WRITTEN PROBLEM
Please copy the material below line for line, without changing anything.

^^^^

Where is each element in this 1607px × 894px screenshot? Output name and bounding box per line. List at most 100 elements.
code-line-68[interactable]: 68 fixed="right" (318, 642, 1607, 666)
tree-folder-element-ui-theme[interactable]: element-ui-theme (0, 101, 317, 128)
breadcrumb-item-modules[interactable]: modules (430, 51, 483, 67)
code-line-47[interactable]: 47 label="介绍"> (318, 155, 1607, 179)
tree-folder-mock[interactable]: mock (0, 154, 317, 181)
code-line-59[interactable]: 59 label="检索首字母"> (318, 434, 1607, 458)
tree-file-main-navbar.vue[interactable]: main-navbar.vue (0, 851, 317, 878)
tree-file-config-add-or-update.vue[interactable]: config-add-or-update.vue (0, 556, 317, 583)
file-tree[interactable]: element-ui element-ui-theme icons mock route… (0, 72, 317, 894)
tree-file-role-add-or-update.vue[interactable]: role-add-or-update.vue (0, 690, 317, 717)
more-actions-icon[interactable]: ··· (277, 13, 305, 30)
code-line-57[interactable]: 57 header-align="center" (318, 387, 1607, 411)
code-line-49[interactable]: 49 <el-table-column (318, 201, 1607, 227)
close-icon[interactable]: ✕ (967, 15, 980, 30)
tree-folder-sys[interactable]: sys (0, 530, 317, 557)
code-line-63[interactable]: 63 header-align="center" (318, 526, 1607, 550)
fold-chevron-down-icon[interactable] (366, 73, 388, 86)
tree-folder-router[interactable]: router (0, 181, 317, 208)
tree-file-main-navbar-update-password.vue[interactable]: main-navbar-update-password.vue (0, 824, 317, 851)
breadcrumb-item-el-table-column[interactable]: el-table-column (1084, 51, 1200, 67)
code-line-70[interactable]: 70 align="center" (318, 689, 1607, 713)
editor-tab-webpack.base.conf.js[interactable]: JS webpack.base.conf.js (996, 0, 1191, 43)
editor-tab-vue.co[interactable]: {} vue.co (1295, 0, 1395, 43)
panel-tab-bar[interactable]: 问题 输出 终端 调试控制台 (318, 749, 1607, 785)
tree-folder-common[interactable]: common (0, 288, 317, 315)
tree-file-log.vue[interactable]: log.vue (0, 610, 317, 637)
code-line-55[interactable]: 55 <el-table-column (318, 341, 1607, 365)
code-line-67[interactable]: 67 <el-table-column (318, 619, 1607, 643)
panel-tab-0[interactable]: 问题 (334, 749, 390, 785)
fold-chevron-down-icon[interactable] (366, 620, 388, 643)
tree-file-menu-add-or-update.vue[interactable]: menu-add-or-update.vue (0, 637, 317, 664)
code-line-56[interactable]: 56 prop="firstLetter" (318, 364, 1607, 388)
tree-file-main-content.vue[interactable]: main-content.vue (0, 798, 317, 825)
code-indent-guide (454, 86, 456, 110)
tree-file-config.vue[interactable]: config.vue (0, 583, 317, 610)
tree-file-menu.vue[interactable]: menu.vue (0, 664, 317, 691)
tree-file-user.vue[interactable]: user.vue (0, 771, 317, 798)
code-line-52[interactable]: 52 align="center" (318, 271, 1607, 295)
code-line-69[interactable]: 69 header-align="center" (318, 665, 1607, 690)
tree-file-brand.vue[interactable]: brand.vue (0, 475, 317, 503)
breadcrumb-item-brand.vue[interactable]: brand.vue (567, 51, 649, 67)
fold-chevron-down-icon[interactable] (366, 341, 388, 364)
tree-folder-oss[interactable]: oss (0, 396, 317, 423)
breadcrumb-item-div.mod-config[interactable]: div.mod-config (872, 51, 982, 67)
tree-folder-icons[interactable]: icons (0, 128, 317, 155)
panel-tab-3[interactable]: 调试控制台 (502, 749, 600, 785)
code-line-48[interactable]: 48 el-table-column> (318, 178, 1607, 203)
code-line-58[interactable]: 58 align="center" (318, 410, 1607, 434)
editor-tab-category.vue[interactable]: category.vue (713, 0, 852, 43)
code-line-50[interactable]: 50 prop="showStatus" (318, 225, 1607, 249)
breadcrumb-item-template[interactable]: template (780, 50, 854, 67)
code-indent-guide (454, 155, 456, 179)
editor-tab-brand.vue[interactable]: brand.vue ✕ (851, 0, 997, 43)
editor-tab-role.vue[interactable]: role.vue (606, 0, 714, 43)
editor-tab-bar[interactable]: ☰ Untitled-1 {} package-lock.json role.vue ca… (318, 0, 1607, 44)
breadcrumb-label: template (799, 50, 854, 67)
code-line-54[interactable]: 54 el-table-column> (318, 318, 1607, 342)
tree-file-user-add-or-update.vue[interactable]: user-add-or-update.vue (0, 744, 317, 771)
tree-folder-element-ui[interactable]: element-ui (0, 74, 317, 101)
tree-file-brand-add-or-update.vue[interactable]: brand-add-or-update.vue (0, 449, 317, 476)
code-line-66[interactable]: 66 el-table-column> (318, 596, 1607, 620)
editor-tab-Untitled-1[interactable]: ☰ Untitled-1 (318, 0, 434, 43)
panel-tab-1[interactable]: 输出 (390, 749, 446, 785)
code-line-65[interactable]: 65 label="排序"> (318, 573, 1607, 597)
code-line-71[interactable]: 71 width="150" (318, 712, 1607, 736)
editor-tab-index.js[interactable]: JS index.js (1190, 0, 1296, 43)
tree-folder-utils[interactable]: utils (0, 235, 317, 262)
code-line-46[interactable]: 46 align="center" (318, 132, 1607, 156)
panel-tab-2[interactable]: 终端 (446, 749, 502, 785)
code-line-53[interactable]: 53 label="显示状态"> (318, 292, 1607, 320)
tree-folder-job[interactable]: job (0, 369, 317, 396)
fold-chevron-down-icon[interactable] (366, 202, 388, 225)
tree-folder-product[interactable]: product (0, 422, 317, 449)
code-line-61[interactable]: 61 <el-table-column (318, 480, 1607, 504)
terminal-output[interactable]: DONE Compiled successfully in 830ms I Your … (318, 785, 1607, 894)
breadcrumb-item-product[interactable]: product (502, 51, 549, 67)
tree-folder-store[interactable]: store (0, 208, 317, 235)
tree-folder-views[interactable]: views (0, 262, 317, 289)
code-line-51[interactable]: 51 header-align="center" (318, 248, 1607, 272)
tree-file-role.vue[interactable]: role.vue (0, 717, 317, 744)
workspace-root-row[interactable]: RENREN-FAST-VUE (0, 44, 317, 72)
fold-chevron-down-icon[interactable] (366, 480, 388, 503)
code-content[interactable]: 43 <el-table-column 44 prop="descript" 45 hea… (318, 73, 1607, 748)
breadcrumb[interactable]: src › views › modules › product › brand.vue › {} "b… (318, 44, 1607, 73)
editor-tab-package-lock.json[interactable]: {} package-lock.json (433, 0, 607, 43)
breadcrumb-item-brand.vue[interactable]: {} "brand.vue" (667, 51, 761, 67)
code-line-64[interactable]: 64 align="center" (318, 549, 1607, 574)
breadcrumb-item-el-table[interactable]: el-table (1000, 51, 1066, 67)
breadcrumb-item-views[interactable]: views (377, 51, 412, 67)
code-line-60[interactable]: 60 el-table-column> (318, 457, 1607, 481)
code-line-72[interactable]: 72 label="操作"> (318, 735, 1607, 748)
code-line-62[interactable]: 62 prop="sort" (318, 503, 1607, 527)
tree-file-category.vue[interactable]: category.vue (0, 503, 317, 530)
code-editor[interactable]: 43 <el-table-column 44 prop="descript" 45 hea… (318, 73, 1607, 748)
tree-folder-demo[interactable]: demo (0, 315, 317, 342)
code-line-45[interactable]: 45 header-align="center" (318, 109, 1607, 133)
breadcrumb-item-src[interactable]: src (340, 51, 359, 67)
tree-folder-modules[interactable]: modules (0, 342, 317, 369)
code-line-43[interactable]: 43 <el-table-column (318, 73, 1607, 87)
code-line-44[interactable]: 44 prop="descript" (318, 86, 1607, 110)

^^^^

COMPLETED EXERCISE
Where is each element in this 1607px × 894px screenshot? Output name and bounding box per line. List at most 100 elements.
code-line-68[interactable]: 68 fixed="right" (318, 642, 1607, 666)
tree-folder-element-ui-theme[interactable]: element-ui-theme (0, 101, 317, 128)
breadcrumb-item-modules[interactable]: modules (430, 51, 483, 67)
code-line-47[interactable]: 47 label="介绍"> (318, 155, 1607, 179)
tree-folder-mock[interactable]: mock (0, 154, 317, 181)
code-line-59[interactable]: 59 label="检索首字母"> (318, 434, 1607, 458)
tree-file-main-navbar.vue[interactable]: main-navbar.vue (0, 851, 317, 878)
tree-file-config-add-or-update.vue[interactable]: config-add-or-update.vue (0, 556, 317, 583)
file-tree[interactable]: element-ui element-ui-theme icons mock route… (0, 72, 317, 894)
tree-file-role-add-or-update.vue[interactable]: role-add-or-update.vue (0, 690, 317, 717)
more-actions-icon[interactable]: ··· (277, 13, 305, 30)
code-line-57[interactable]: 57 header-align="center" (318, 387, 1607, 411)
code-line-49[interactable]: 49 <el-table-column (318, 201, 1607, 227)
close-icon[interactable]: ✕ (967, 15, 980, 30)
tree-folder-sys[interactable]: sys (0, 530, 317, 557)
code-line-63[interactable]: 63 header-align="center" (318, 526, 1607, 550)
fold-chevron-down-icon[interactable] (366, 73, 388, 86)
tree-folder-router[interactable]: router (0, 181, 317, 208)
tree-file-main-navbar-update-password.vue[interactable]: main-navbar-update-password.vue (0, 824, 317, 851)
breadcrumb-item-el-table-column[interactable]: el-table-column (1084, 51, 1200, 67)
code-line-70[interactable]: 70 align="center" (318, 689, 1607, 713)
editor-tab-webpack.base.conf.js[interactable]: JS webpack.base.conf.js (996, 0, 1191, 43)
editor-tab-vue.co[interactable]: {} vue.co (1295, 0, 1395, 43)
panel-tab-bar[interactable]: 问题 输出 终端 调试控制台 (318, 749, 1607, 785)
tree-folder-common[interactable]: common (0, 288, 317, 315)
tree-file-log.vue[interactable]: log.vue (0, 610, 317, 637)
code-line-55[interactable]: 55 <el-table-column (318, 341, 1607, 365)
code-line-67[interactable]: 67 <el-table-column (318, 619, 1607, 643)
panel-tab-0[interactable]: 问题 (334, 749, 390, 785)
fold-chevron-down-icon[interactable] (366, 620, 388, 643)
tree-file-menu-add-or-update.vue[interactable]: menu-add-or-update.vue (0, 637, 317, 664)
code-line-56[interactable]: 56 prop="firstLetter" (318, 364, 1607, 388)
tree-file-main-content.vue[interactable]: main-content.vue (0, 798, 317, 825)
code-indent-guide (454, 86, 456, 110)
tree-file-config.vue[interactable]: config.vue (0, 583, 317, 610)
tree-file-menu.vue[interactable]: menu.vue (0, 664, 317, 691)
tree-file-user.vue[interactable]: user.vue (0, 771, 317, 798)
code-line-52[interactable]: 52 align="center" (318, 271, 1607, 295)
code-line-69[interactable]: 69 header-align="center" (318, 665, 1607, 690)
tree-file-brand.vue[interactable]: brand.vue (0, 475, 317, 503)
breadcrumb-item-brand.vue[interactable]: brand.vue (567, 51, 649, 67)
fold-chevron-down-icon[interactable] (366, 341, 388, 364)
tree-folder-oss[interactable]: oss (0, 396, 317, 423)
breadcrumb-item-div.mod-config[interactable]: div.mod-config (872, 51, 982, 67)
tree-folder-icons[interactable]: icons (0, 128, 317, 155)
panel-tab-3[interactable]: 调试控制台 (502, 749, 600, 785)
code-line-48[interactable]: 48 el-table-column> (318, 178, 1607, 203)
code-line-58[interactable]: 58 align="center" (318, 410, 1607, 434)
editor-tab-category.vue[interactable]: category.vue (713, 0, 852, 43)
code-line-50[interactable]: 50 prop="showStatus" (318, 225, 1607, 249)
breadcrumb-item-template[interactable]: template (780, 50, 854, 67)
code-indent-guide (454, 155, 456, 179)
editor-tab-brand.vue[interactable]: brand.vue ✕ (851, 0, 997, 43)
editor-tab-role.vue[interactable]: role.vue (606, 0, 714, 43)
editor-tab-bar[interactable]: ☰ Untitled-1 {} package-lock.json role.vue ca… (318, 0, 1607, 44)
breadcrumb-label: template (799, 50, 854, 67)
code-line-54[interactable]: 54 el-table-column> (318, 318, 1607, 342)
tree-file-user-add-or-update.vue[interactable]: user-add-or-update.vue (0, 744, 317, 771)
tree-folder-element-ui[interactable]: element-ui (0, 74, 317, 101)
tree-file-brand-add-or-update.vue[interactable]: brand-add-or-update.vue (0, 449, 317, 476)
code-line-66[interactable]: 66 el-table-column> (318, 596, 1607, 620)
editor-tab-Untitled-1[interactable]: ☰ Untitled-1 (318, 0, 434, 43)
panel-tab-1[interactable]: 输出 (390, 749, 446, 785)
code-line-65[interactable]: 65 label="排序"> (318, 573, 1607, 597)
code-line-71[interactable]: 71 width="150" (318, 712, 1607, 736)
editor-tab-index.js[interactable]: JS index.js (1190, 0, 1296, 43)
tree-folder-utils[interactable]: utils (0, 235, 317, 262)
code-line-46[interactable]: 46 align="center" (318, 132, 1607, 156)
panel-tab-2[interactable]: 终端 (446, 749, 502, 785)
code-line-53[interactable]: 53 label="显示状态"> (318, 292, 1607, 320)
tree-folder-job[interactable]: job (0, 369, 317, 396)
fold-chevron-down-icon[interactable] (366, 202, 388, 225)
tree-folder-product[interactable]: product (0, 422, 317, 449)
code-line-61[interactable]: 61 <el-table-column (318, 480, 1607, 504)
terminal-output[interactable]: DONE Compiled successfully in 830ms I Your … (318, 785, 1607, 894)
breadcrumb-item-product[interactable]: product (502, 51, 549, 67)
tree-folder-store[interactable]: store (0, 208, 317, 235)
tree-folder-views[interactable]: views (0, 262, 317, 289)
code-line-51[interactable]: 51 header-align="center" (318, 248, 1607, 272)
tree-file-role.vue[interactable]: role.vue (0, 717, 317, 744)
workspace-root-row[interactable]: RENREN-FAST-VUE (0, 44, 317, 72)
fold-chevron-down-icon[interactable] (366, 480, 388, 503)
code-content[interactable]: 43 <el-table-column 44 prop="descript" 45 hea… (318, 73, 1607, 748)
breadcrumb[interactable]: src › views › modules › product › brand.vue › {} "b… (318, 44, 1607, 73)
editor-tab-package-lock.json[interactable]: {} package-lock.json (433, 0, 607, 43)
breadcrumb-item-brand.vue[interactable]: {} "brand.vue" (667, 51, 761, 67)
code-line-64[interactable]: 64 align="center" (318, 549, 1607, 574)
breadcrumb-item-el-table[interactable]: el-table (1000, 51, 1066, 67)
breadcrumb-item-views[interactable]: views (377, 51, 412, 67)
code-line-60[interactable]: 60 el-table-column> (318, 457, 1607, 481)
code-line-72[interactable]: 72 label="操作"> (318, 735, 1607, 748)
code-line-62[interactable]: 62 prop="sort" (318, 503, 1607, 527)
tree-file-category.vue[interactable]: category.vue (0, 503, 317, 530)
code-editor[interactable]: 43 <el-table-column 44 prop="descript" 45 hea… (318, 73, 1607, 748)
tree-folder-demo[interactable]: demo (0, 315, 317, 342)
code-line-45[interactable]: 45 header-align="center" (318, 109, 1607, 133)
breadcrumb-item-src[interactable]: src (340, 51, 359, 67)
tree-folder-modules[interactable]: modules (0, 342, 317, 369)
code-line-43[interactable]: 43 <el-table-column (318, 73, 1607, 87)
code-line-44[interactable]: 44 prop="descript" (318, 86, 1607, 110)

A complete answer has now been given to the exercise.